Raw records
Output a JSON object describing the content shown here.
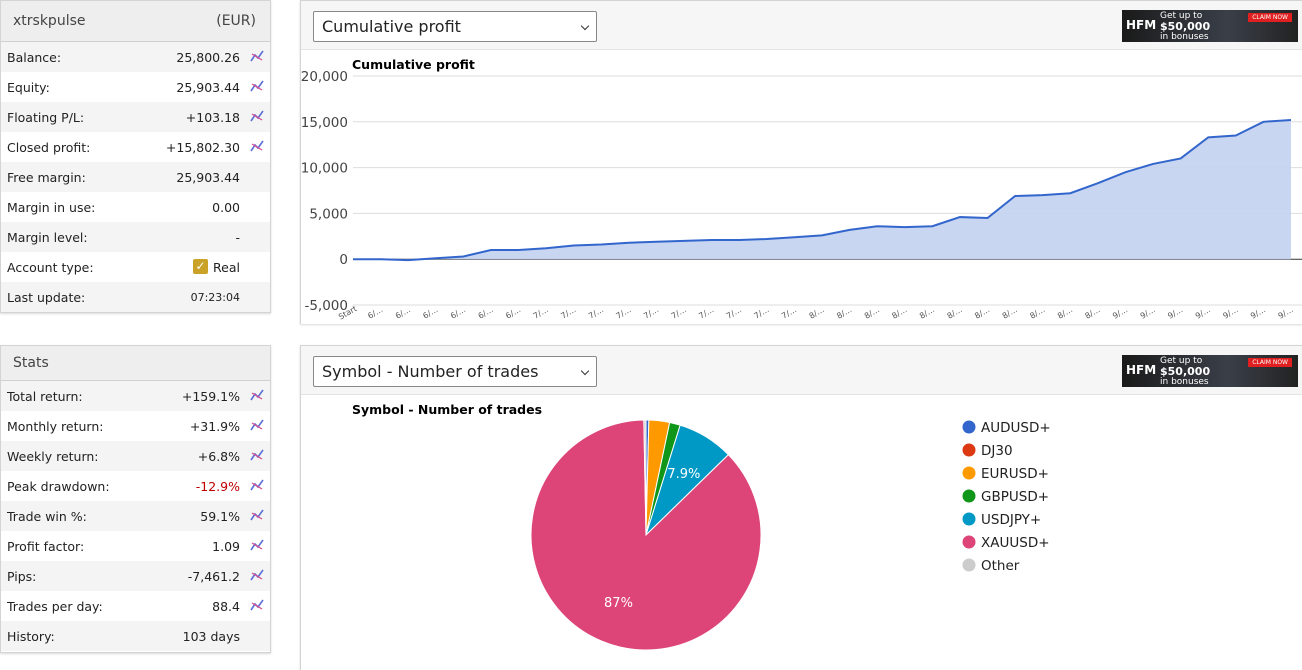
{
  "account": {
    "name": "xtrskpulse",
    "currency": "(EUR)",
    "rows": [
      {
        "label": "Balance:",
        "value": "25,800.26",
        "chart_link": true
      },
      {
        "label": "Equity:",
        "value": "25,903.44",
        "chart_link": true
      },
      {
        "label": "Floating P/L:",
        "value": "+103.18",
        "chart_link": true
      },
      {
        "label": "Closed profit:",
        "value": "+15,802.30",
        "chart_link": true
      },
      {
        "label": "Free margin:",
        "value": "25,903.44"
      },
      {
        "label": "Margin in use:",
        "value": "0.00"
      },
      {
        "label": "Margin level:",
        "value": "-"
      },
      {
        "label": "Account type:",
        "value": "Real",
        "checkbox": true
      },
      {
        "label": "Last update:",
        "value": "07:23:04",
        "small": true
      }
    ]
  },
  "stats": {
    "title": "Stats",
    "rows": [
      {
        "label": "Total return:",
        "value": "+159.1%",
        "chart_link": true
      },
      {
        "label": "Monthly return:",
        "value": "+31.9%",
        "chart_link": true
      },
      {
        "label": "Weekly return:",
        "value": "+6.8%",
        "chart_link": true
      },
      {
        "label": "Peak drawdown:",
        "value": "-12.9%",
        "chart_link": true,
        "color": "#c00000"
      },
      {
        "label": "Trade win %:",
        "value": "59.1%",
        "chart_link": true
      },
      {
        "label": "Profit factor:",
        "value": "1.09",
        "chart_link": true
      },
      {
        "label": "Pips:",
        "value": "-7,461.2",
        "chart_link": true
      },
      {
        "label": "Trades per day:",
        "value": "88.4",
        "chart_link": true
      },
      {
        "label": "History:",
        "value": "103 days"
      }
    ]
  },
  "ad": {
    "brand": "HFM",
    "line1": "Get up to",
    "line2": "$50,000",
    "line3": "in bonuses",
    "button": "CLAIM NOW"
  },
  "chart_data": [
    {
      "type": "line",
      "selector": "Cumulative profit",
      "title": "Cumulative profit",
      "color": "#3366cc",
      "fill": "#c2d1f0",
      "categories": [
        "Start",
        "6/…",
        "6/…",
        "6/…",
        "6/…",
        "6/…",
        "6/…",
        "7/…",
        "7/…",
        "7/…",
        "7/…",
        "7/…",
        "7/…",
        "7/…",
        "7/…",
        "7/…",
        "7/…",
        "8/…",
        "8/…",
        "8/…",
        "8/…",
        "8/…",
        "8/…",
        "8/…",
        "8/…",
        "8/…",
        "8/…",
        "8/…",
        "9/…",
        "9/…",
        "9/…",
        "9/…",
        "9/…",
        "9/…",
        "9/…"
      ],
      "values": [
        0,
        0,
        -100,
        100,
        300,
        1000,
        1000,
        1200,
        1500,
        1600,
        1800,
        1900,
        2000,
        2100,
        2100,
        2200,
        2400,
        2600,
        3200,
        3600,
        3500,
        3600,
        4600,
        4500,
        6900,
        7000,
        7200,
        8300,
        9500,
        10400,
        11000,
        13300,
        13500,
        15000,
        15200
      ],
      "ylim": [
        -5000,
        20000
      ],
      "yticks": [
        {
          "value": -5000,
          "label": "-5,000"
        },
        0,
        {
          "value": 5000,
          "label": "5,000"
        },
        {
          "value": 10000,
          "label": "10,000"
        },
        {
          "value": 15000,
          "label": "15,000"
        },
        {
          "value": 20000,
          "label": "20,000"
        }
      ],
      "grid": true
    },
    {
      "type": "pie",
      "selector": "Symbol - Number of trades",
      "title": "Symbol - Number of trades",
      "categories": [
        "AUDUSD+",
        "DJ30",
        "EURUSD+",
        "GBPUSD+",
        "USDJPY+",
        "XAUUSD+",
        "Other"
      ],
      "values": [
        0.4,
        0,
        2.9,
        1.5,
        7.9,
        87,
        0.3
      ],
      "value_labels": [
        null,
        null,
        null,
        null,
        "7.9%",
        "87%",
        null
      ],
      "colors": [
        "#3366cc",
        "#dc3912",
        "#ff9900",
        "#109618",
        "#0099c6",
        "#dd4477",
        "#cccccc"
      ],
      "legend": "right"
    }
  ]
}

__WRITTEN PROBLEM__.
From the entries above, extract every line where the word "Cumulative" appears.

__RESULT OF THIS EXERCISE__.
      "selector": "Cumulative profit",
      "title": "Cumulative profit",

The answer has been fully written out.